[Item position entries]

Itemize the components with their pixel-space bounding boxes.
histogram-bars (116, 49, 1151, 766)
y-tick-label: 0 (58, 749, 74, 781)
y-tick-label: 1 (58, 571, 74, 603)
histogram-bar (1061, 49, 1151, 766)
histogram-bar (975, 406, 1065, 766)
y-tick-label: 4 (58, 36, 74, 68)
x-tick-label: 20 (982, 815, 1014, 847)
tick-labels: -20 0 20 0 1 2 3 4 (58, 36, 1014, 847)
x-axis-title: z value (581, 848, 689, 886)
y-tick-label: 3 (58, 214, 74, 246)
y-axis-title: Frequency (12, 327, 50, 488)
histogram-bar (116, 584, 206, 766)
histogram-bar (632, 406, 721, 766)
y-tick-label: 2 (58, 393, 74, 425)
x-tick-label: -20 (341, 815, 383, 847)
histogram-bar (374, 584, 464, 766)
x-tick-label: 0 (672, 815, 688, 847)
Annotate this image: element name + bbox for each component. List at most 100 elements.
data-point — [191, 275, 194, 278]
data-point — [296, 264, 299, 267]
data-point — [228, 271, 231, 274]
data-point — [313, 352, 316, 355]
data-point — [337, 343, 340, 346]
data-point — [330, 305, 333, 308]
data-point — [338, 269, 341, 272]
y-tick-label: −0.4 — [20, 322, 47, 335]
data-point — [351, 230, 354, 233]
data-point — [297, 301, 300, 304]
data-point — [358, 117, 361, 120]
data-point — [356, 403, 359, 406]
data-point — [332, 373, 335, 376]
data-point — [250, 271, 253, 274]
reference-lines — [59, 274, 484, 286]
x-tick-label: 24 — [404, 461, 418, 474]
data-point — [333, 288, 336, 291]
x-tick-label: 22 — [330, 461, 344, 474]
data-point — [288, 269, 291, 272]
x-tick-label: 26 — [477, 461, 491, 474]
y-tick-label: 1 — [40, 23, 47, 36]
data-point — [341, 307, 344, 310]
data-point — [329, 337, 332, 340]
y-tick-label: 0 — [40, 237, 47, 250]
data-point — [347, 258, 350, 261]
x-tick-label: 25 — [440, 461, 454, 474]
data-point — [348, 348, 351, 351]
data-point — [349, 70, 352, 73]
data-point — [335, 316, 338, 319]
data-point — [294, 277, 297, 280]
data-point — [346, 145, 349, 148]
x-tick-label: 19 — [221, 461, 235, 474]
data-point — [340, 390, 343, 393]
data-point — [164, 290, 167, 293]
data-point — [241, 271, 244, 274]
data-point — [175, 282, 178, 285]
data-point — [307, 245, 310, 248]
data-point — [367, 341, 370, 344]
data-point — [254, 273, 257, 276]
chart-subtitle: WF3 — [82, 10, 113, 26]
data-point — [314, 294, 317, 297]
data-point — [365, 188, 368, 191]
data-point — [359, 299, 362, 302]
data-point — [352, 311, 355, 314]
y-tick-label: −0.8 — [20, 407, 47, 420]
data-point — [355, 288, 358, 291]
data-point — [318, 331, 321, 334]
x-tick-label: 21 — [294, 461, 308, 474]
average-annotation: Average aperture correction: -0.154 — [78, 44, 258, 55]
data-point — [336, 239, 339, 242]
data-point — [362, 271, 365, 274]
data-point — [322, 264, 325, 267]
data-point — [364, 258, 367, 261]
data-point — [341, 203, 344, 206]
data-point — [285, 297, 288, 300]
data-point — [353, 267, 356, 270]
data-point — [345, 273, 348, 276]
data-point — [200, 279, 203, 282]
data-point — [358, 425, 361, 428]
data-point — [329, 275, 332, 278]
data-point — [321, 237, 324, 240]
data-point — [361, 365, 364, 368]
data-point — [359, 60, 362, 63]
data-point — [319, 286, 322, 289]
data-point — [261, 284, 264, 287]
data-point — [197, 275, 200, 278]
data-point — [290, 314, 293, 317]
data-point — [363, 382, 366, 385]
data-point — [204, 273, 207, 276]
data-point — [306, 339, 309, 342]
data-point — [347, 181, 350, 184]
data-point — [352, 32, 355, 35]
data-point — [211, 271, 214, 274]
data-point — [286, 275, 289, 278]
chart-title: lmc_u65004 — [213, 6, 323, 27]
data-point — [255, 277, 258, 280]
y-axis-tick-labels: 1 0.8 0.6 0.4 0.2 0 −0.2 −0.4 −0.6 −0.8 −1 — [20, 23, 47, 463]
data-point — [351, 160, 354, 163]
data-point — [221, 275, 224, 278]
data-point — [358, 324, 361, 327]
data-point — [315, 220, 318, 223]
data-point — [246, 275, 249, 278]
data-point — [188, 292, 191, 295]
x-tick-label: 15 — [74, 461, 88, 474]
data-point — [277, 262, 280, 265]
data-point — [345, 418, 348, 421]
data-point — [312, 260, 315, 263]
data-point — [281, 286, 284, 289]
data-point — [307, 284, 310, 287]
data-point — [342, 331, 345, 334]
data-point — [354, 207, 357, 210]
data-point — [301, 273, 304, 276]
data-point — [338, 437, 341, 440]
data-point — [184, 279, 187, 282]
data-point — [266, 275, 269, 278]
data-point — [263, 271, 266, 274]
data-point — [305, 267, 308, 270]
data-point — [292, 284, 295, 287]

STATED EXERCISE
Pick out each line in the records above that contains the word "labels", and copy those lines without changes.

TASK RESULT
tick-labels: -20 0 20 0 1 2 3 4 (58, 36, 1014, 847)
y-axis-tick-labels: 1 0.8 0.6 0.4 0.2 0 −0.2 −0.4 −0.6 −0.8 −1 — [20, 23, 47, 463]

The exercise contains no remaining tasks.